*Consigne*
Rédigez la suite de l'entretien sur l'album consacré à la catastrophe de Fukushima, en reprenant juste après sa dernière phrase.

*Texte fourni*
╭──
- Dix ans après, pourquoi est-ce important de se rappeler cette catastrophe ?
D’abord parce qu’elle a été d’une ampleur phénoménale, jusqu’à en dépasser l’entendement, et ses conséquences ont été désastreuses, aussi bien du point de vue humain que du point de vue environnemental.
Ensuite, parce qu’elle se poursuit encore, cette catastrophe ! L’accident semble “sans fin”, comme le suggère le sous-titre de l’album…
Enfin, je dirais que cette catastrophe est largement due à une certaine bêtise humaine, à l’incompétence de certaines élites supposées et, finalement, à la faillite de tout un système qu’il faudrait certainement repenser. Il faut absolument revoir notre rapport à l’énergie, tirer enfin des leçons de Fukushima et Tchernobyl.
- Pouvez-vous nous résumer votre ouvrage ?
Fukushima – Chronique d’un accident sans fin est le récit des premiers jours de la catastrophe qui a frappé le Japon en mars 2011, une histoire racontée depuis l’intérieur de la centrale nucléaire de Fukushima Daiichi, du point de vue des protagonistes eux-mêmes. Autrement dit à travers les yeux des employés de cette structure géante appartenant à la société électrique TEPCO, au premier rang desquels on trouve son directeur, le charismatique Masao Yoshida.
Petit rappel des faits : le 11 mars 2011, précisément à 14h46, un tremblement de terre effroyable survient au large des côtes nippones. Mesuré à 9.1 sur l’échelle de Richter, ce séisme accouche bientôt d’une vague monstrueuse qui vient frapper l’archipel avec une violence inouïe. La catastrophe naturelle devient du coup technologique. Fukushima Daiichi est inondée, bientôt plongée dans le noir faute d’alimentation électrique. Ses réacteurs ne sont plus refroidis, les coeurs menacent très vite d’entrer en fusion, tout risque de sauter. De fait, les fuites et les explosions se multiplient, les radiations sont de plus en plus toxiques...
Notre album raconte donc l’histoire de ce lieu et des gens qui s’y sont sacrifiés, dans une sorte de huis clos anxiogène, sur une durée de cinq jours. Cinq jours durant lesquels à peu près tout se joue, où l’on se démène pour survivre et sauver ce qui peut encore l’être.
- Sur quel matériau vous êtes-vous appuyé pour raconter cet épisode dramatique de manière réaliste ?
╰──
*Données répertoriées*
╭──
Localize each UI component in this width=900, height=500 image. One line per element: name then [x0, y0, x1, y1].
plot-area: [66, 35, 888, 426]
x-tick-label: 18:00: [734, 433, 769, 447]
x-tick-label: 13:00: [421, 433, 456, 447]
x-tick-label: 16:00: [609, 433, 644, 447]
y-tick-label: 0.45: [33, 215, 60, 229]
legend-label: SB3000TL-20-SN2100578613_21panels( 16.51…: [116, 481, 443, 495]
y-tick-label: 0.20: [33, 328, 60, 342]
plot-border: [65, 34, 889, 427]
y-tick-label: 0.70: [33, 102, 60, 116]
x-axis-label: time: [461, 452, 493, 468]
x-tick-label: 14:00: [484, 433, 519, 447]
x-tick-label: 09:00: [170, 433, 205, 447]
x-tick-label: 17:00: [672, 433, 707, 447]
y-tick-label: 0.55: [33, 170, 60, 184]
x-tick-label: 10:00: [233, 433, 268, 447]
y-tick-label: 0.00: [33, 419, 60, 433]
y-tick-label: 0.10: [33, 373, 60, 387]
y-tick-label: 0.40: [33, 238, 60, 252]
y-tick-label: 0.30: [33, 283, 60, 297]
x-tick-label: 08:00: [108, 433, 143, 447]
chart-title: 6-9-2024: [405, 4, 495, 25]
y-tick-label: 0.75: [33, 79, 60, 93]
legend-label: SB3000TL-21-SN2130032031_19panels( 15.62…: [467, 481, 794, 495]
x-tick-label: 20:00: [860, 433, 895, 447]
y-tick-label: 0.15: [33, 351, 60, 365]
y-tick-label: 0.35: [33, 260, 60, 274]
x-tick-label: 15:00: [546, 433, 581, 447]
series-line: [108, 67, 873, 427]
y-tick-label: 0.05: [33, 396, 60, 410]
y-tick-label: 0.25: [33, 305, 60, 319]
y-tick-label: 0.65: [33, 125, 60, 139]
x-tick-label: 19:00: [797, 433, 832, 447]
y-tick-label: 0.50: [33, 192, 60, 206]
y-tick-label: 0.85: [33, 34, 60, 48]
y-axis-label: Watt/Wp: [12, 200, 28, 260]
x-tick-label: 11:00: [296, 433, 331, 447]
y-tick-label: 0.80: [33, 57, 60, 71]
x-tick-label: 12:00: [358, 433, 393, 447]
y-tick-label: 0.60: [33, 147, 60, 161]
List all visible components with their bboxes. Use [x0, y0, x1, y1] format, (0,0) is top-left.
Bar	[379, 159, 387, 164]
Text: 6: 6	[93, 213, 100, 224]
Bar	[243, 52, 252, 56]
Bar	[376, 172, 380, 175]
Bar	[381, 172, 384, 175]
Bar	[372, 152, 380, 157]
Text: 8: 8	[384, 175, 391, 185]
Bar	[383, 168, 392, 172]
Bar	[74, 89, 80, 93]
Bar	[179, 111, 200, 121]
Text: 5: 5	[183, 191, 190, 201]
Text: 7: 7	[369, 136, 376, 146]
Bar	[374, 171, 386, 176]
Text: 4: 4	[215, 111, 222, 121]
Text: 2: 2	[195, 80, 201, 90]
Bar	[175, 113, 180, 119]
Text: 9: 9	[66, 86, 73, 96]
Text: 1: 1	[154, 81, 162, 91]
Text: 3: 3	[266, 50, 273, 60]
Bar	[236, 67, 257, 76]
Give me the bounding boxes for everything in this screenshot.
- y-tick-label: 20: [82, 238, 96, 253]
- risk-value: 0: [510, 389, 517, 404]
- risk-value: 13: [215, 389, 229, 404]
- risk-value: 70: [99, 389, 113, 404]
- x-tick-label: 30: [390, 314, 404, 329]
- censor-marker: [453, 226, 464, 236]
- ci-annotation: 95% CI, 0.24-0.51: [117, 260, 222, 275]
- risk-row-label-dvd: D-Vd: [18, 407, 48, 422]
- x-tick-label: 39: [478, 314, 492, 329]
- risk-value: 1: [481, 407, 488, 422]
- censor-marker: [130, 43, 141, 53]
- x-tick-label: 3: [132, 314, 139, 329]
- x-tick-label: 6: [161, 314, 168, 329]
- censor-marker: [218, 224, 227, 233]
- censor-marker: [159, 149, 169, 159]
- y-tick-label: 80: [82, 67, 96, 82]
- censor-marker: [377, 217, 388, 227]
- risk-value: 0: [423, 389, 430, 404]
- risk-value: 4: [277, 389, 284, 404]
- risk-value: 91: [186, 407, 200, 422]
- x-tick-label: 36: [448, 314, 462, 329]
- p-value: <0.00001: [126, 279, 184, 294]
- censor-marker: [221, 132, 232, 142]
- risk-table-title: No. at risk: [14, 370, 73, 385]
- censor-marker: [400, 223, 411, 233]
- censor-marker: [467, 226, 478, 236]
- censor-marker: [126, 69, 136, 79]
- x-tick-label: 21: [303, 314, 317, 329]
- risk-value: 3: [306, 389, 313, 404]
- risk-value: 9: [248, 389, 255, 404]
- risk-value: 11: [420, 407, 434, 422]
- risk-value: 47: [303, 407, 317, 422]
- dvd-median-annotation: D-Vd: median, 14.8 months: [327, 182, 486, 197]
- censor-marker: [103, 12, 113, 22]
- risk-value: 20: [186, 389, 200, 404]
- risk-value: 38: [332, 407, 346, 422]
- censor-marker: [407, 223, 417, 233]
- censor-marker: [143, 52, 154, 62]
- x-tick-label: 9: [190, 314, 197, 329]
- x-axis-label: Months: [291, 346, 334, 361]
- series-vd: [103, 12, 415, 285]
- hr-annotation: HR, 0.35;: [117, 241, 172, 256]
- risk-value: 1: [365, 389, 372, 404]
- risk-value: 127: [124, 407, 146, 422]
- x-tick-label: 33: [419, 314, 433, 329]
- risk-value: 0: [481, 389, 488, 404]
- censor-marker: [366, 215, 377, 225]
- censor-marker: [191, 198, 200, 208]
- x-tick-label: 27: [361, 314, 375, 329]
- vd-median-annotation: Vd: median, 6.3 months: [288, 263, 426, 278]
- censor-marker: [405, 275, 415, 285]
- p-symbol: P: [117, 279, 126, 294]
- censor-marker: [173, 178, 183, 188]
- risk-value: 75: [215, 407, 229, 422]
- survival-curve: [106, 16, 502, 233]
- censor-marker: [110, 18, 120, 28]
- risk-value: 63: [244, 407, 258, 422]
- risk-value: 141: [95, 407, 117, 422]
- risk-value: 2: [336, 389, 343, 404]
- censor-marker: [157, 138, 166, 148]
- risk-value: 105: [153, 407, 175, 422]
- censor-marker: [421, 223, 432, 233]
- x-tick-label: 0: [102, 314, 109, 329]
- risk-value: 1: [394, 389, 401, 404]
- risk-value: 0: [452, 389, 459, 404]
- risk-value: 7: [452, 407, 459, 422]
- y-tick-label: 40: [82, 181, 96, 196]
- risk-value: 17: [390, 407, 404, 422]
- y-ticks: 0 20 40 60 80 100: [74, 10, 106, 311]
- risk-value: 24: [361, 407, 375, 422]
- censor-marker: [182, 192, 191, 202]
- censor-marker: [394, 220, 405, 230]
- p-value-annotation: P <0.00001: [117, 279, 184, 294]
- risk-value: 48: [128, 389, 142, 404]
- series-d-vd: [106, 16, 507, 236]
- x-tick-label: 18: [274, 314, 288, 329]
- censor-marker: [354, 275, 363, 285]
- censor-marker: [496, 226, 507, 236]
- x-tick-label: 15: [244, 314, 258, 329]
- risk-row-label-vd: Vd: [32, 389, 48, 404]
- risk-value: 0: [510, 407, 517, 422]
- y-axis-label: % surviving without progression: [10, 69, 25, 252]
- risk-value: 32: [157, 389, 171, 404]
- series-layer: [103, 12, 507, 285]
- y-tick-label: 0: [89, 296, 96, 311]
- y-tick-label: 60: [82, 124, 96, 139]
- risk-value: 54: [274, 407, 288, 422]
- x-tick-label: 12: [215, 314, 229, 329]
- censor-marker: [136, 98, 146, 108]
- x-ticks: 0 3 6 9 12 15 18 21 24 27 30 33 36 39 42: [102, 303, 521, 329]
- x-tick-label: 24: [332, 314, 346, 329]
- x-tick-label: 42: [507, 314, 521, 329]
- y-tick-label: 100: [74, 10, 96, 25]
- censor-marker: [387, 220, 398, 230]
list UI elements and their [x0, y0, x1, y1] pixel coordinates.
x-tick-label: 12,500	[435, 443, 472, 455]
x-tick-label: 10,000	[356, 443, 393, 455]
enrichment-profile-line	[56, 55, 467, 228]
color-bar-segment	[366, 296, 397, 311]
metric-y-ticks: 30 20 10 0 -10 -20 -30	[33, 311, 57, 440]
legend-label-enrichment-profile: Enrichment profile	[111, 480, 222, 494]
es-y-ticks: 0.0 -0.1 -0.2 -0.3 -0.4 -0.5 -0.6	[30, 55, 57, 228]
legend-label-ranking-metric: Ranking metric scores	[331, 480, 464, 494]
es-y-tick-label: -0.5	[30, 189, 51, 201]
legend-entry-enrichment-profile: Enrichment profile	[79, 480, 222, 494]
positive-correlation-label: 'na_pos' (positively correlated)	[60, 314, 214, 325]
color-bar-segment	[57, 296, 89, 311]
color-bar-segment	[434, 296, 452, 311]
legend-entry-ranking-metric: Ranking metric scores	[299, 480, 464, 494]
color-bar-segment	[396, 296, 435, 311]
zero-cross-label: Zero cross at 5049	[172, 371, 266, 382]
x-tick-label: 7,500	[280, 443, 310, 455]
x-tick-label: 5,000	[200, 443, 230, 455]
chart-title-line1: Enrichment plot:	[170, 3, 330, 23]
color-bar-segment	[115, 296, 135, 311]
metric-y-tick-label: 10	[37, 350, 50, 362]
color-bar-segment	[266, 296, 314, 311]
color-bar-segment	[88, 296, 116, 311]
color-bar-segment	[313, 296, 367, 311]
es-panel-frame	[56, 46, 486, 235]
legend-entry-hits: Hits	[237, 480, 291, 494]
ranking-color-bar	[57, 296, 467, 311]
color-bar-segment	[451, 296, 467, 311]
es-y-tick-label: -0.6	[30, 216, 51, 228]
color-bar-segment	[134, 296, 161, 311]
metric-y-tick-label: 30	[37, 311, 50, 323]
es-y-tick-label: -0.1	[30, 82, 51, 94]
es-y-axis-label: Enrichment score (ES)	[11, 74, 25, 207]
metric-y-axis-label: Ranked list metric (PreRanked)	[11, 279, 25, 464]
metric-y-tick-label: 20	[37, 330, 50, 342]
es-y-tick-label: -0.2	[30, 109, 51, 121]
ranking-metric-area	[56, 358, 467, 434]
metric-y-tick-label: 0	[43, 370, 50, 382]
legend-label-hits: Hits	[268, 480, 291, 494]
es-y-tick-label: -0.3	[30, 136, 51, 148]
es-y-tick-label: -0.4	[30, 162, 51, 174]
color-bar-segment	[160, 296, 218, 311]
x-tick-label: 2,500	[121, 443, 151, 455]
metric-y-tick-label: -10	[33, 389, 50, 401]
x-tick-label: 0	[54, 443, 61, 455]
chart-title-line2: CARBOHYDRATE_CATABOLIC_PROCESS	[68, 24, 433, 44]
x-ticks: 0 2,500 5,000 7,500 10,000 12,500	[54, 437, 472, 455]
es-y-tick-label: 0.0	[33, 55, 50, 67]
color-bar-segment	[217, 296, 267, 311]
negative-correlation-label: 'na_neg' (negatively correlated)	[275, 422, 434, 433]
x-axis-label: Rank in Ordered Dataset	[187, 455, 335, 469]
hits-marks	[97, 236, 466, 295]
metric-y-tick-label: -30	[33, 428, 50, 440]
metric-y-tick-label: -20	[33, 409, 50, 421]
╰──
*Exercice corrigé*
Je me suis appuyé sur un certain nombre de sources pour construire mon scénario, mais la principale a bien sûr été le témoignage de Masao Yoshida. Recueilli à l’occasion de plusieurs auditions dans le cadre de commissions d’enquête, il a ensuite été rendu public. À ce témoignage du directeur de la centrale, s’ajoutent pas mal de lectures plus ou moins spécialisées sur la catastrophe elle-même ou plus largement sur le nucléaire. L’aide de Pierre Fetet, spécialiste de Fukushima, auteur de nombreux articles et d’un blog faisant référence sur le sujet, a par ailleurs été extrêmement précieuse. Il m’a suivi pendant toute cette aventure. Et il est donc tout à fait logique que les clés du dossier documentaire (d’une dizaine de pages) fi gurant en fi n d’album lui aient été confiées.
- Pouvez-vous évoquer la personne de Masao Yoshida et son rôle dans votre récit ?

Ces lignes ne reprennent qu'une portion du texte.